> TASK DIRECTIONS:
Among the lines below, how many carry the string "bilan"? Reply with a number and nothing else.

> PROVIDED DATA:
## BEGIN
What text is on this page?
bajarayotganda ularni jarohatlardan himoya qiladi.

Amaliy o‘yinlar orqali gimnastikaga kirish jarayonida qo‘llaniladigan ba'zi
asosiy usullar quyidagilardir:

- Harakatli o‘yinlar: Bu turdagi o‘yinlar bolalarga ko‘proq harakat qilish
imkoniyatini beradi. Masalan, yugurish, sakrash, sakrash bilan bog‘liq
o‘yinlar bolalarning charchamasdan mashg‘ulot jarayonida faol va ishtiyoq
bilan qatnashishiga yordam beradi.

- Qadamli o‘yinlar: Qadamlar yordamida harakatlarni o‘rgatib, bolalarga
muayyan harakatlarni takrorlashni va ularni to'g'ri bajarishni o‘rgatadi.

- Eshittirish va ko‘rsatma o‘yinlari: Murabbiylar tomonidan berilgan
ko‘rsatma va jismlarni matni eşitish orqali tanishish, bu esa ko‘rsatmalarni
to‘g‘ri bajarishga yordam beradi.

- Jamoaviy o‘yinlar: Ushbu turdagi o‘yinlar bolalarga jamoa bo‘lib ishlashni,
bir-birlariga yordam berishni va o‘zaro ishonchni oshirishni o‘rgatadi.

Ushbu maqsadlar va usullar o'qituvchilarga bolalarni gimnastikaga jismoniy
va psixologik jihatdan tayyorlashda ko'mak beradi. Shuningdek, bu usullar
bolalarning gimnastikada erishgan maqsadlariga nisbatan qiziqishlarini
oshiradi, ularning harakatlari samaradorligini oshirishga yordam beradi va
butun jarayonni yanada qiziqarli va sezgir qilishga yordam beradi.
## END
> TASK ANSWER:
2